EXERCISE TASK: Return all entries word for word, but drop any images.

[Start of RECORD SET]

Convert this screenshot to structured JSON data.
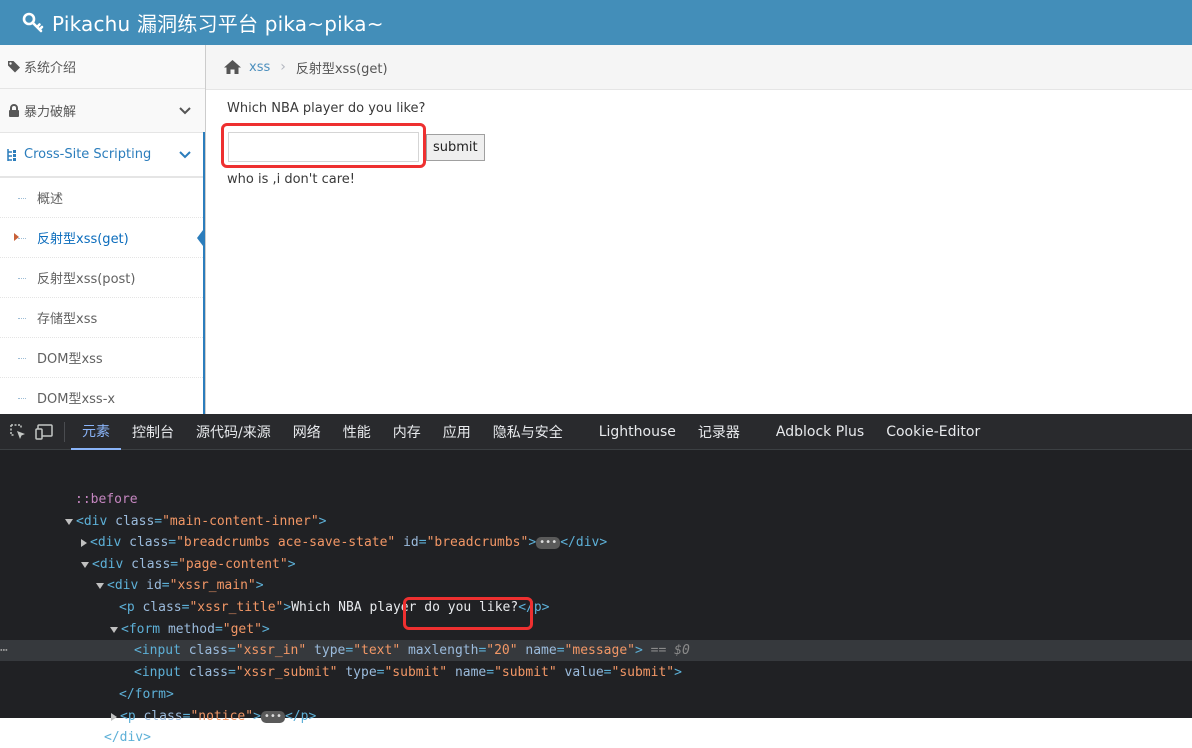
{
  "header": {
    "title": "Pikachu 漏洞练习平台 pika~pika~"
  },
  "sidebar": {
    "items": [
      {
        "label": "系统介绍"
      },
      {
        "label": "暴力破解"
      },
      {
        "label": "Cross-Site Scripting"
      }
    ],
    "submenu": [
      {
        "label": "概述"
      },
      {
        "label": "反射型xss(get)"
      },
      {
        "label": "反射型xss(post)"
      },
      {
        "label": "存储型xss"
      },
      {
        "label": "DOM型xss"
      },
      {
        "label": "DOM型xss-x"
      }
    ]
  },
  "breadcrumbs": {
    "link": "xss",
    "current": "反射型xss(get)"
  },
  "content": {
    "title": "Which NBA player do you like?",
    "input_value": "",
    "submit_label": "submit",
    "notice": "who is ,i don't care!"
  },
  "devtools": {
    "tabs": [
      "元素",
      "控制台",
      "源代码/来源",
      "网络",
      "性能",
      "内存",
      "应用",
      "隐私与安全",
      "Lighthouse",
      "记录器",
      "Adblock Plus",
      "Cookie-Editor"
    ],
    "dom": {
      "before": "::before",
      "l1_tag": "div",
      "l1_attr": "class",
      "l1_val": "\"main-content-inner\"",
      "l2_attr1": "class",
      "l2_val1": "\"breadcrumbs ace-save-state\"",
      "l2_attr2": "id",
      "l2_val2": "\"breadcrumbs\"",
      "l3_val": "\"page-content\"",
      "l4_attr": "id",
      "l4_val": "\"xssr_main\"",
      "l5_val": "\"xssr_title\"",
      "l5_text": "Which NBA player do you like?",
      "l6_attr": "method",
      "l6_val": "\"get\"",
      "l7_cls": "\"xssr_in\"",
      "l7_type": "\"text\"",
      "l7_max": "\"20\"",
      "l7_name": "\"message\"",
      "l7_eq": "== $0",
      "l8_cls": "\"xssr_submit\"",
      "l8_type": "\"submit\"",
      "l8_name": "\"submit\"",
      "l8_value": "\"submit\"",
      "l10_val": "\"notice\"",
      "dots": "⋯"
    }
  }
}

[End of RECORD SET]

ANSWER IN FULL:
Convert this screenshot to structured JSON data.
{
  "header": {
    "title": "Pikachu 漏洞练习平台 pika~pika~"
  },
  "sidebar": {
    "items": [
      {
        "label": "系统介绍"
      },
      {
        "label": "暴力破解"
      },
      {
        "label": "Cross-Site Scripting"
      }
    ],
    "submenu": [
      {
        "label": "概述"
      },
      {
        "label": "反射型xss(get)"
      },
      {
        "label": "反射型xss(post)"
      },
      {
        "label": "存储型xss"
      },
      {
        "label": "DOM型xss"
      },
      {
        "label": "DOM型xss-x"
      }
    ]
  },
  "breadcrumbs": {
    "link": "xss",
    "current": "反射型xss(get)"
  },
  "content": {
    "title": "Which NBA player do you like?",
    "input_value": "",
    "submit_label": "submit",
    "notice": "who is ,i don't care!"
  },
  "devtools": {
    "tabs": [
      "元素",
      "控制台",
      "源代码/来源",
      "网络",
      "性能",
      "内存",
      "应用",
      "隐私与安全",
      "Lighthouse",
      "记录器",
      "Adblock Plus",
      "Cookie-Editor"
    ],
    "dom": {
      "before": "::before",
      "l1_tag": "div",
      "l1_attr": "class",
      "l1_val": "\"main-content-inner\"",
      "l2_attr1": "class",
      "l2_val1": "\"breadcrumbs ace-save-state\"",
      "l2_attr2": "id",
      "l2_val2": "\"breadcrumbs\"",
      "l3_val": "\"page-content\"",
      "l4_attr": "id",
      "l4_val": "\"xssr_main\"",
      "l5_val": "\"xssr_title\"",
      "l5_text": "Which NBA player do you like?",
      "l6_attr": "method",
      "l6_val": "\"get\"",
      "l7_cls": "\"xssr_in\"",
      "l7_type": "\"text\"",
      "l7_max": "\"20\"",
      "l7_name": "\"message\"",
      "l7_eq": "== $0",
      "l8_cls": "\"xssr_submit\"",
      "l8_type": "\"submit\"",
      "l8_name": "\"submit\"",
      "l8_value": "\"submit\"",
      "l10_val": "\"notice\"",
      "dots": "⋯"
    }
  }
}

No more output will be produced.